— begin —

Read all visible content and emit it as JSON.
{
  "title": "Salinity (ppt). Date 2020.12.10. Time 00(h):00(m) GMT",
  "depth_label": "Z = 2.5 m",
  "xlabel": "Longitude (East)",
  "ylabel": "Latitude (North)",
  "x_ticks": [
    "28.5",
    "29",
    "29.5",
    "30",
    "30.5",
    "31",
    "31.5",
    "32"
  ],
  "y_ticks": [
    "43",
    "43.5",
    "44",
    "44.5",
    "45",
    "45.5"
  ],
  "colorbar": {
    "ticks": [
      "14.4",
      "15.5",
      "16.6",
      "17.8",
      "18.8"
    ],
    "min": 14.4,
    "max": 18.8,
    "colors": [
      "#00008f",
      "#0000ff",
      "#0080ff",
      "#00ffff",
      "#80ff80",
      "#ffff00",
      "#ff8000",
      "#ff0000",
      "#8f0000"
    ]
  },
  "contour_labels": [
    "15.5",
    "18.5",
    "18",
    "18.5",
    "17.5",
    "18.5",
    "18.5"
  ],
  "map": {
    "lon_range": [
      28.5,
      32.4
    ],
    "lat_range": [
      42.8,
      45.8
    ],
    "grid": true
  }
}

— end —

• [GOAL]: Repeat every line of the data, exactly and in full.

• [CORRECT RESULT]:
Read all visible content and emit it as JSON.
{
  "title": "Salinity (ppt). Date 2020.12.10. Time 00(h):00(m) GMT",
  "depth_label": "Z = 2.5 m",
  "xlabel": "Longitude (East)",
  "ylabel": "Latitude (North)",
  "x_ticks": [
    "28.5",
    "29",
    "29.5",
    "30",
    "30.5",
    "31",
    "31.5",
    "32"
  ],
  "y_ticks": [
    "43",
    "43.5",
    "44",
    "44.5",
    "45",
    "45.5"
  ],
  "colorbar": {
    "ticks": [
      "14.4",
      "15.5",
      "16.6",
      "17.8",
      "18.8"
    ],
    "min": 14.4,
    "max": 18.8,
    "colors": [
      "#00008f",
      "#0000ff",
      "#0080ff",
      "#00ffff",
      "#80ff80",
      "#ffff00",
      "#ff8000",
      "#ff0000",
      "#8f0000"
    ]
  },
  "contour_labels": [
    "15.5",
    "18.5",
    "18",
    "18.5",
    "17.5",
    "18.5",
    "18.5"
  ],
  "map": {
    "lon_range": [
      28.5,
      32.4
    ],
    "lat_range": [
      42.8,
      45.8
    ],
    "grid": true
  }
}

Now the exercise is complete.